Report how many lines in the listing below include the word "which". Write nothing besides the number.

**Records contained in a dataset:**
»»
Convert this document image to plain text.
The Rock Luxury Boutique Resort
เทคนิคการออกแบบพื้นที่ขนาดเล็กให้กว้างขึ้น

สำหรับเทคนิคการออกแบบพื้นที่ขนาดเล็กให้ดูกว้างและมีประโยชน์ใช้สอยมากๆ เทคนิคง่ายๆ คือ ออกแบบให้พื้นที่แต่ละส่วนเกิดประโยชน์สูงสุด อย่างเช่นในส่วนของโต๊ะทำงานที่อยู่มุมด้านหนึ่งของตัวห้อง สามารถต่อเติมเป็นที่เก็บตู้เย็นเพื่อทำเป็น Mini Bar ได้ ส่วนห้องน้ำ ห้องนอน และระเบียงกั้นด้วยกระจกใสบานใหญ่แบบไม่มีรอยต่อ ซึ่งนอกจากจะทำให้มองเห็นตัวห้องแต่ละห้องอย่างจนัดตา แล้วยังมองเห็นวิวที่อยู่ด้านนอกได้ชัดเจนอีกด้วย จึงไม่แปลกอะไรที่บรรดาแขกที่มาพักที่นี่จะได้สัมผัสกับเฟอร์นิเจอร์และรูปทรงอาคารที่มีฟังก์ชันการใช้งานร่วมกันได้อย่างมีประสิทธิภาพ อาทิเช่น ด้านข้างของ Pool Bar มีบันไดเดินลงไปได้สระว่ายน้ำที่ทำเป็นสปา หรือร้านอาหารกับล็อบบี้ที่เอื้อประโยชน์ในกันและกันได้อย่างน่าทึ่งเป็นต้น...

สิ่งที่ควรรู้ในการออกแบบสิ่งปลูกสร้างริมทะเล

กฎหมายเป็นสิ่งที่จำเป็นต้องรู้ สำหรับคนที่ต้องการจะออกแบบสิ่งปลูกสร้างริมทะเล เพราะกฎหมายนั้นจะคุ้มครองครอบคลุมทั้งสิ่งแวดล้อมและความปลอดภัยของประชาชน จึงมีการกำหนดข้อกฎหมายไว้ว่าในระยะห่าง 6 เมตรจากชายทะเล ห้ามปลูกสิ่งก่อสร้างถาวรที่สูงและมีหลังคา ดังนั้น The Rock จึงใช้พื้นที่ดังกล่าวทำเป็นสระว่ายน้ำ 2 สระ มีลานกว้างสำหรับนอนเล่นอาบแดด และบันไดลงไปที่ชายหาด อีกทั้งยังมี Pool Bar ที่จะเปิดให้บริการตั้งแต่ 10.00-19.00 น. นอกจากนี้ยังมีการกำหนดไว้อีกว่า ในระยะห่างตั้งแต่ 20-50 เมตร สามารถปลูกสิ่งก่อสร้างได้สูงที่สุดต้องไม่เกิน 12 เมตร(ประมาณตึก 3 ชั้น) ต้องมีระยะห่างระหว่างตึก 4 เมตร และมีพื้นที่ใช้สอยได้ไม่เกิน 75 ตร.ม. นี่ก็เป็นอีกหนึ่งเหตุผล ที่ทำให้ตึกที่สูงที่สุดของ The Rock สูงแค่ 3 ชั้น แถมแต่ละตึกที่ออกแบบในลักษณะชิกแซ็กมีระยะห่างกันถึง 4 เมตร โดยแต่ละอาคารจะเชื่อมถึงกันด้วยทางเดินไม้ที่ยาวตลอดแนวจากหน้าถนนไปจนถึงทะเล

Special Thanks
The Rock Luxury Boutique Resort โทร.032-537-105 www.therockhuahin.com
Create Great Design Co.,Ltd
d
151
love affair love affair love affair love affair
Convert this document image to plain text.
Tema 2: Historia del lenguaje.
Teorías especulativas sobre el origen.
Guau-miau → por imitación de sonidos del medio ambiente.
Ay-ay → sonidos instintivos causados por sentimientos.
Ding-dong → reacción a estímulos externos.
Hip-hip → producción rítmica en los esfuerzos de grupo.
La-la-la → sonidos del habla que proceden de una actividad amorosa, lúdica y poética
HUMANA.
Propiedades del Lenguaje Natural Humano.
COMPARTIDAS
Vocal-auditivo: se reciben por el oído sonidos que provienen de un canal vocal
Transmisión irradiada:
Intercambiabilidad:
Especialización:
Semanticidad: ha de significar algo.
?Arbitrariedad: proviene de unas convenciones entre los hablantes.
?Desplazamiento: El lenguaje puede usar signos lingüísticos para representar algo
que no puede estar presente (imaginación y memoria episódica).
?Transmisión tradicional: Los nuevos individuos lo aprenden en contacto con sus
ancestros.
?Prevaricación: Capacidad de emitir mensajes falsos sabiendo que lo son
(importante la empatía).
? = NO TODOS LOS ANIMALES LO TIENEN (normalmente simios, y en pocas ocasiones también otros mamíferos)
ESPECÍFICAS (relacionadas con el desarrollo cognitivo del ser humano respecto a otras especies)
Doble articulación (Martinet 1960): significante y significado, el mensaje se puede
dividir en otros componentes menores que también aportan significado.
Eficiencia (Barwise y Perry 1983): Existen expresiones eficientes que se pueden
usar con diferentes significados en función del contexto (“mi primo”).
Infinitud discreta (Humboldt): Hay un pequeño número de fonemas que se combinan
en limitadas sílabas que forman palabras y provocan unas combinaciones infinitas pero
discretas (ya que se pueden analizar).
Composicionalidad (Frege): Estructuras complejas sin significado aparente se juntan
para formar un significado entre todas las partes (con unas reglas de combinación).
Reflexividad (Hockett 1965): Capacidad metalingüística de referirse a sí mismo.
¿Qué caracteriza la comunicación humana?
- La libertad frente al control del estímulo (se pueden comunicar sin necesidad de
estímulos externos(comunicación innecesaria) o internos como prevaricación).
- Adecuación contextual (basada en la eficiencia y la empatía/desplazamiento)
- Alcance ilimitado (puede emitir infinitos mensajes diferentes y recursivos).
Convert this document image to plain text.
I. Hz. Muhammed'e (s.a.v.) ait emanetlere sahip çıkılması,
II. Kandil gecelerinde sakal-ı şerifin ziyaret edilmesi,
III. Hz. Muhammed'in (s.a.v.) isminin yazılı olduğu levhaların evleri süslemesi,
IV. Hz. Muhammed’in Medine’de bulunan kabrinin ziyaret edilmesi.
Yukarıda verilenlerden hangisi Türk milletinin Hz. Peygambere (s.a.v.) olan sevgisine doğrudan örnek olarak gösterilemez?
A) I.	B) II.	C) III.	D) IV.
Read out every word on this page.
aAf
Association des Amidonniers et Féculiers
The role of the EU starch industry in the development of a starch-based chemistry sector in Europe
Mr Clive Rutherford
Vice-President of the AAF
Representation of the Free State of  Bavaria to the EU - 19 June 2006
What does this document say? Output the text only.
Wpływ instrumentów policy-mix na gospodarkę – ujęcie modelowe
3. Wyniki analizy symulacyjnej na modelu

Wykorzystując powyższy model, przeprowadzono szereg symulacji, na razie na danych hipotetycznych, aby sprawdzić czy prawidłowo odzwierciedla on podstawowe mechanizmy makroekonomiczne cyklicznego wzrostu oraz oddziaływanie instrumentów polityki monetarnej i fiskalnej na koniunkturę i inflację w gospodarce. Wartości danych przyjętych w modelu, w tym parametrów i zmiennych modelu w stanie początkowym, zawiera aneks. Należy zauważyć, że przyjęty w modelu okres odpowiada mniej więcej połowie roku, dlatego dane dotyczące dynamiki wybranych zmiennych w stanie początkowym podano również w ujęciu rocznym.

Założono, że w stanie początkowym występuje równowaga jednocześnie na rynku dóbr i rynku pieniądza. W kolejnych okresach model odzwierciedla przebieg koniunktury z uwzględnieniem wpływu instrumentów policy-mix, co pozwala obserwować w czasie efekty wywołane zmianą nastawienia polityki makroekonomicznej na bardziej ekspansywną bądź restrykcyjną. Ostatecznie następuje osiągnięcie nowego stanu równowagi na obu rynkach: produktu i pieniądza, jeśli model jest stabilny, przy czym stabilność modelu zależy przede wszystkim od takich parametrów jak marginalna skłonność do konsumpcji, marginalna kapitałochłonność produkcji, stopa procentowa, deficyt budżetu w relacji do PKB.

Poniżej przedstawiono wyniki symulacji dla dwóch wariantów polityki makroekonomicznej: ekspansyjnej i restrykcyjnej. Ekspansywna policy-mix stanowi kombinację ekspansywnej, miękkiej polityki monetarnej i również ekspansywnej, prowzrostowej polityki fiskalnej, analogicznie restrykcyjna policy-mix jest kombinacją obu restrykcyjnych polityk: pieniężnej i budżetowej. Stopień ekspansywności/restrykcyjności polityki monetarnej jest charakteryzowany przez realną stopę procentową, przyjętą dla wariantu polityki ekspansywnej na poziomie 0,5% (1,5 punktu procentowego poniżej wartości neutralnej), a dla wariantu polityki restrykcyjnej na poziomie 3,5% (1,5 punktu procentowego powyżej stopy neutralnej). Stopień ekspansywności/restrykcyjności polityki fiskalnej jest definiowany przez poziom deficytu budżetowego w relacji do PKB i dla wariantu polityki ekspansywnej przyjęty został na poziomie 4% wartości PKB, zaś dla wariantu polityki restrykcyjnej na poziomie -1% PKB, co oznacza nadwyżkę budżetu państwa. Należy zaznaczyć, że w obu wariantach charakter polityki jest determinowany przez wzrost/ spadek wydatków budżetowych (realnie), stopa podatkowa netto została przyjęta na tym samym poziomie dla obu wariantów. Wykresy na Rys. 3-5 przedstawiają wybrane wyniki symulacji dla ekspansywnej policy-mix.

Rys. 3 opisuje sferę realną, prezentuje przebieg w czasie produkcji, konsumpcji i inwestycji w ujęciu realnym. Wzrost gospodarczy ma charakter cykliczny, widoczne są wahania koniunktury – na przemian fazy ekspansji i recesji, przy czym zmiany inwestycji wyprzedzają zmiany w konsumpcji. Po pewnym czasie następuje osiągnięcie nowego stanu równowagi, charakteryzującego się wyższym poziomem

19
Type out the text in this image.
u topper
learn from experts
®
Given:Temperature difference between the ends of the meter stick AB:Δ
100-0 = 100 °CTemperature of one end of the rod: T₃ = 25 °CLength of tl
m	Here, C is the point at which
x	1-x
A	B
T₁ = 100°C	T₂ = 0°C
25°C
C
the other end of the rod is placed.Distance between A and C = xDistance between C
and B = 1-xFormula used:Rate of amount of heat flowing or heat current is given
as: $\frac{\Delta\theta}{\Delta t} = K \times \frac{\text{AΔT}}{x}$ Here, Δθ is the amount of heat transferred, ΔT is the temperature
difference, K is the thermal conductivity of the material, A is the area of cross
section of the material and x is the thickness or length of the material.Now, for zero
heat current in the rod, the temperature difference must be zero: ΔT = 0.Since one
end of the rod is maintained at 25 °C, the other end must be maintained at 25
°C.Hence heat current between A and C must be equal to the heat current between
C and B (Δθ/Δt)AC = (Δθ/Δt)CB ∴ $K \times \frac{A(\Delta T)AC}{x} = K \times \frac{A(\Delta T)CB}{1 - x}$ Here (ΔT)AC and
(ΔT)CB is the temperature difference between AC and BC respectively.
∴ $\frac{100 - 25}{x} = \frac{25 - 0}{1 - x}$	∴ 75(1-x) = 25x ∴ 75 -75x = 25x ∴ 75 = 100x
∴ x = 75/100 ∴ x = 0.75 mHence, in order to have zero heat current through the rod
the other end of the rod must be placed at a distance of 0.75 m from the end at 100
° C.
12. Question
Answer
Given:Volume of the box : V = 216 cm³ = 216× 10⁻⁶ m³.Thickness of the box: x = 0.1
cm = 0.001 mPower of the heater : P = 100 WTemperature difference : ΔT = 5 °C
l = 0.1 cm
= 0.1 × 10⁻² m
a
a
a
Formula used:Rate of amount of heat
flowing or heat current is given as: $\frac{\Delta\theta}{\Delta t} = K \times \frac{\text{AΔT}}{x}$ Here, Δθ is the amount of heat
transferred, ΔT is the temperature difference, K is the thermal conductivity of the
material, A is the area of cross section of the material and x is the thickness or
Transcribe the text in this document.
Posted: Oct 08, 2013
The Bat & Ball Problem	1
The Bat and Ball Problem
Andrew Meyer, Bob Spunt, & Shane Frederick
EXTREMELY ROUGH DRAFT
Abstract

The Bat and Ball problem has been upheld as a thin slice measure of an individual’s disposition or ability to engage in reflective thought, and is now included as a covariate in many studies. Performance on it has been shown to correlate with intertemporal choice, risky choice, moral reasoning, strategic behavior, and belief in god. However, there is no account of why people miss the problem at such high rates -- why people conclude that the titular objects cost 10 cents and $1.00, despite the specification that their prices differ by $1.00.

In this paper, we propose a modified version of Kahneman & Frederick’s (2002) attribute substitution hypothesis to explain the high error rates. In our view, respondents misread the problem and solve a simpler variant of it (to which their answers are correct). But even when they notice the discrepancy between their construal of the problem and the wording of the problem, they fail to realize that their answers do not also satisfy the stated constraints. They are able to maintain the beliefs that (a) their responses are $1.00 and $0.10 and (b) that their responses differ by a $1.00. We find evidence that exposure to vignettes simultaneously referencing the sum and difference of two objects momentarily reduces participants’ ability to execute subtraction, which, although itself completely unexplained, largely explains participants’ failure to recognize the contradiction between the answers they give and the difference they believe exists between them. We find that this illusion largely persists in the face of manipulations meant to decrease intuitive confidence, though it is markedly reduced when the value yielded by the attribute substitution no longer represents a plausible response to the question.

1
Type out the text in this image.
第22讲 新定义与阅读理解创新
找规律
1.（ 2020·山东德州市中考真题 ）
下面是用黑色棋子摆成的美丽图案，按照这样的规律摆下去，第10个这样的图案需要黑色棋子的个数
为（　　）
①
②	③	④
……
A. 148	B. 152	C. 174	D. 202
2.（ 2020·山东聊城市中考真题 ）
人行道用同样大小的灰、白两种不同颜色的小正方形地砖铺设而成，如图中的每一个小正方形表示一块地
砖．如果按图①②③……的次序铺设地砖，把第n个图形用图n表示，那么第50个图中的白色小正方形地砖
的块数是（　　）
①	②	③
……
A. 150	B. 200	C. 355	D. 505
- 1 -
««
**CORRECT RESULT:** 2